* _THE EXERCISE_
Copy out each line exactly; pictures stay out of the copy.

* _DATA TO PROCESS_

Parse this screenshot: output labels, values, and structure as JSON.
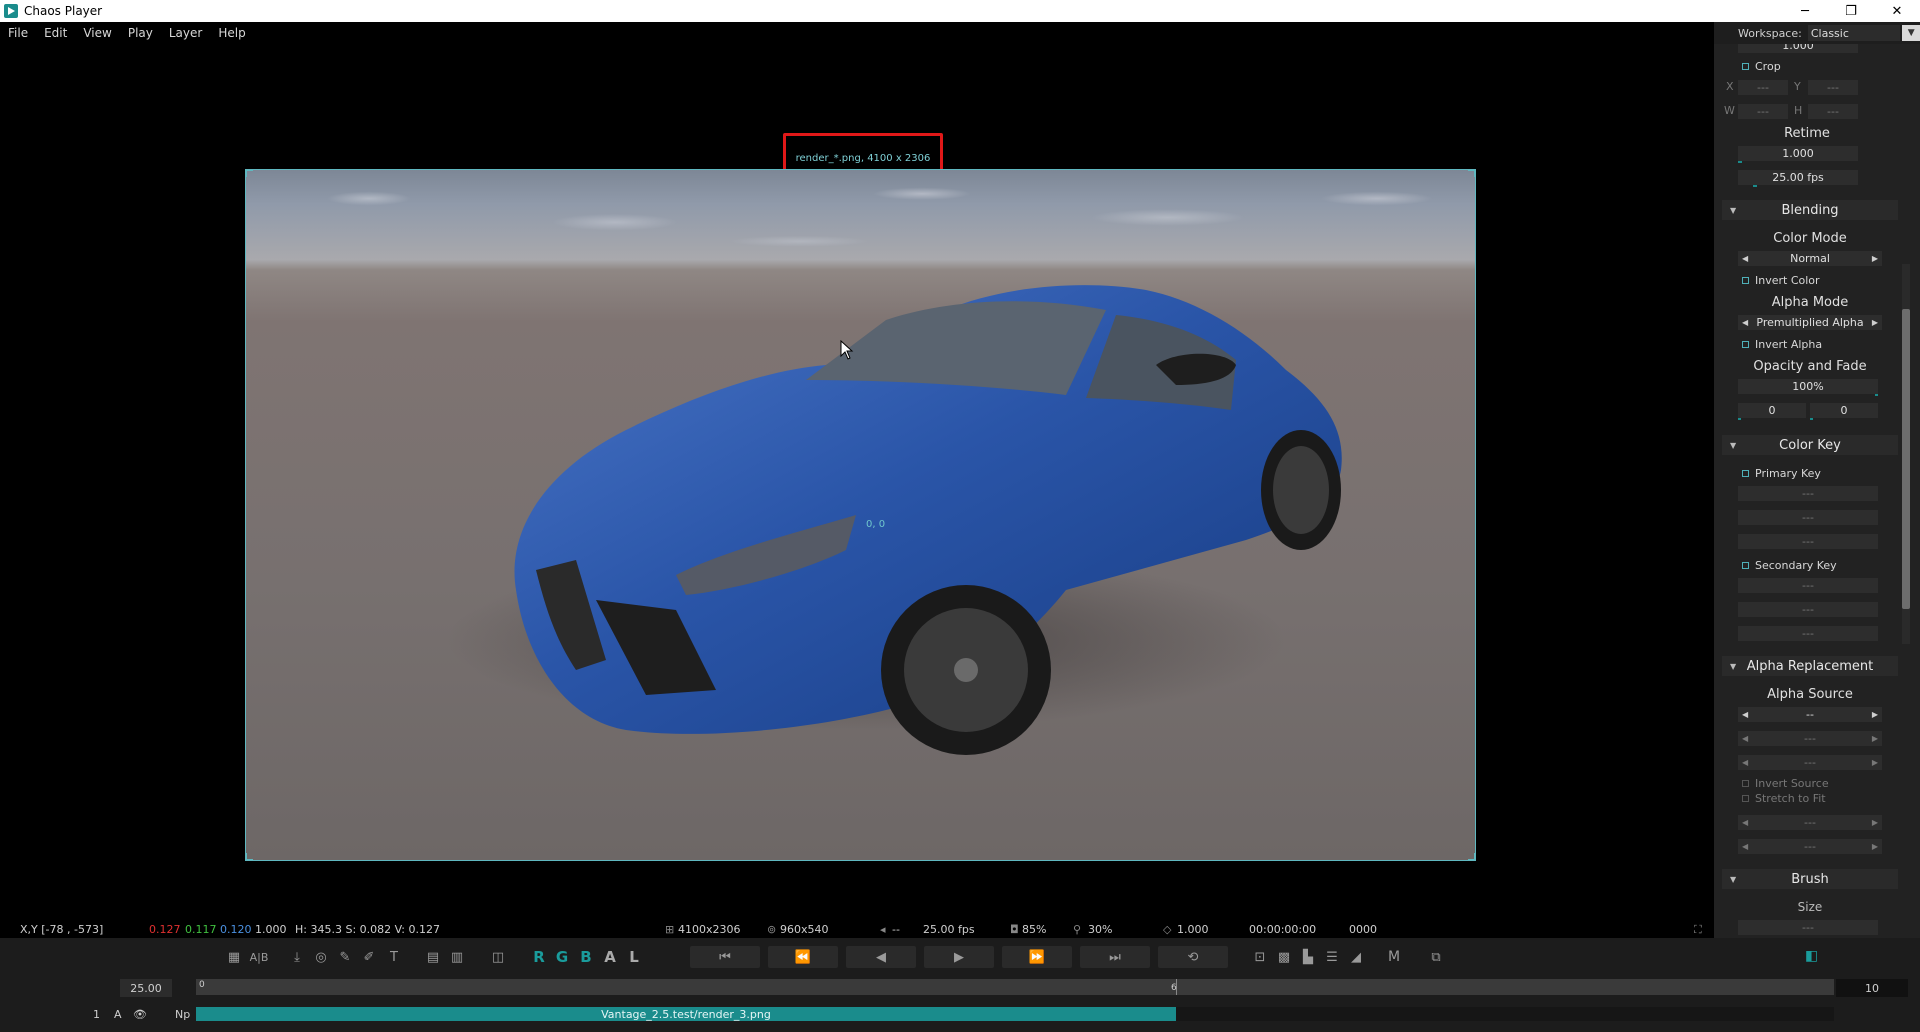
{
  "window": {
    "title": "Chaos Player",
    "controls": {
      "minimize": "─",
      "maximize": "❐",
      "close": "✕"
    }
  },
  "menu": [
    "File",
    "Edit",
    "View",
    "Play",
    "Layer",
    "Help"
  ],
  "workspace": {
    "label": "Workspace:",
    "value": "Classic"
  },
  "viewer": {
    "image_label": "render_*.png, 4100 x 2306",
    "origin_label": "0, 0"
  },
  "status": {
    "xy": "X,Y [-78 , -573]",
    "r": "0.127",
    "g": "0.117",
    "b": "0.120",
    "a": "1.000",
    "hsv": "H: 345.3  S: 0.082  V: 0.127",
    "resolution": "4100x2306",
    "display_res": "960x540",
    "audio": "--",
    "fps": "25.00 fps",
    "quality": "85%",
    "zoom": "30%",
    "aspect": "1.000",
    "timecode": "00:00:00:00",
    "frame": "0000"
  },
  "toolbar": {
    "channels": [
      "R",
      "G",
      "B",
      "A",
      "L"
    ],
    "m_label": "M",
    "ab_label": "A|B",
    "t_label": "T"
  },
  "timeline": {
    "fps": "25.00",
    "start": "0",
    "marker": "6",
    "end": "10",
    "layer_index": "1",
    "layer_a": "A",
    "layer_np": "Np",
    "clip_name": "Vantage_2.5.test/render_3.png"
  },
  "panel": {
    "top_value": "1.000",
    "crop": {
      "label": "Crop",
      "x_label": "X",
      "y_label": "Y",
      "w_label": "W",
      "h_label": "H",
      "x": "---",
      "y": "---",
      "w": "---",
      "h": "---"
    },
    "retime": {
      "label": "Retime",
      "speed": "1.000",
      "fps": "25.00 fps"
    },
    "blending": {
      "heading": "Blending",
      "color_mode_label": "Color Mode",
      "color_mode": "Normal",
      "invert_color": "Invert Color",
      "alpha_mode_label": "Alpha Mode",
      "alpha_mode": "Premultiplied Alpha",
      "invert_alpha": "Invert Alpha",
      "opacity_label": "Opacity and Fade",
      "opacity": "100%",
      "fade_in": "0",
      "fade_out": "0"
    },
    "color_key": {
      "heading": "Color Key",
      "primary": "Primary Key",
      "secondary": "Secondary Key",
      "placeholder": "---"
    },
    "alpha_replacement": {
      "heading": "Alpha Replacement",
      "source_label": "Alpha Source",
      "source": "--",
      "placeholder": "---",
      "invert_source": "Invert Source",
      "stretch": "Stretch to Fit"
    },
    "brush": {
      "heading": "Brush",
      "size_label": "Size",
      "size": "---"
    }
  },
  "colors": {
    "accent": "#1a8c8c",
    "highlight_box": "#e01818",
    "red_value": "#e03030",
    "green_value": "#40c040",
    "blue_value": "#4a90e0"
  }
}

* _PROBLEM SOLUTION_
Parse this screenshot: output labels, values, and structure as JSON.
{
  "window": {
    "title": "Chaos Player",
    "controls": {
      "minimize": "─",
      "maximize": "❐",
      "close": "✕"
    }
  },
  "menu": [
    "File",
    "Edit",
    "View",
    "Play",
    "Layer",
    "Help"
  ],
  "workspace": {
    "label": "Workspace:",
    "value": "Classic"
  },
  "viewer": {
    "image_label": "render_*.png, 4100 x 2306",
    "origin_label": "0, 0"
  },
  "status": {
    "xy": "X,Y [-78 , -573]",
    "r": "0.127",
    "g": "0.117",
    "b": "0.120",
    "a": "1.000",
    "hsv": "H: 345.3  S: 0.082  V: 0.127",
    "resolution": "4100x2306",
    "display_res": "960x540",
    "audio": "--",
    "fps": "25.00 fps",
    "quality": "85%",
    "zoom": "30%",
    "aspect": "1.000",
    "timecode": "00:00:00:00",
    "frame": "0000"
  },
  "toolbar": {
    "channels": [
      "R",
      "G",
      "B",
      "A",
      "L"
    ],
    "m_label": "M",
    "ab_label": "A|B",
    "t_label": "T"
  },
  "timeline": {
    "fps": "25.00",
    "start": "0",
    "marker": "6",
    "end": "10",
    "layer_index": "1",
    "layer_a": "A",
    "layer_np": "Np",
    "clip_name": "Vantage_2.5.test/render_3.png"
  },
  "panel": {
    "top_value": "1.000",
    "crop": {
      "label": "Crop",
      "x_label": "X",
      "y_label": "Y",
      "w_label": "W",
      "h_label": "H",
      "x": "---",
      "y": "---",
      "w": "---",
      "h": "---"
    },
    "retime": {
      "label": "Retime",
      "speed": "1.000",
      "fps": "25.00 fps"
    },
    "blending": {
      "heading": "Blending",
      "color_mode_label": "Color Mode",
      "color_mode": "Normal",
      "invert_color": "Invert Color",
      "alpha_mode_label": "Alpha Mode",
      "alpha_mode": "Premultiplied Alpha",
      "invert_alpha": "Invert Alpha",
      "opacity_label": "Opacity and Fade",
      "opacity": "100%",
      "fade_in": "0",
      "fade_out": "0"
    },
    "color_key": {
      "heading": "Color Key",
      "primary": "Primary Key",
      "secondary": "Secondary Key",
      "placeholder": "---"
    },
    "alpha_replacement": {
      "heading": "Alpha Replacement",
      "source_label": "Alpha Source",
      "source": "--",
      "placeholder": "---",
      "invert_source": "Invert Source",
      "stretch": "Stretch to Fit"
    },
    "brush": {
      "heading": "Brush",
      "size_label": "Size",
      "size": "---"
    }
  },
  "colors": {
    "accent": "#1a8c8c",
    "highlight_box": "#e01818",
    "red_value": "#e03030",
    "green_value": "#40c040",
    "blue_value": "#4a90e0"
  }
}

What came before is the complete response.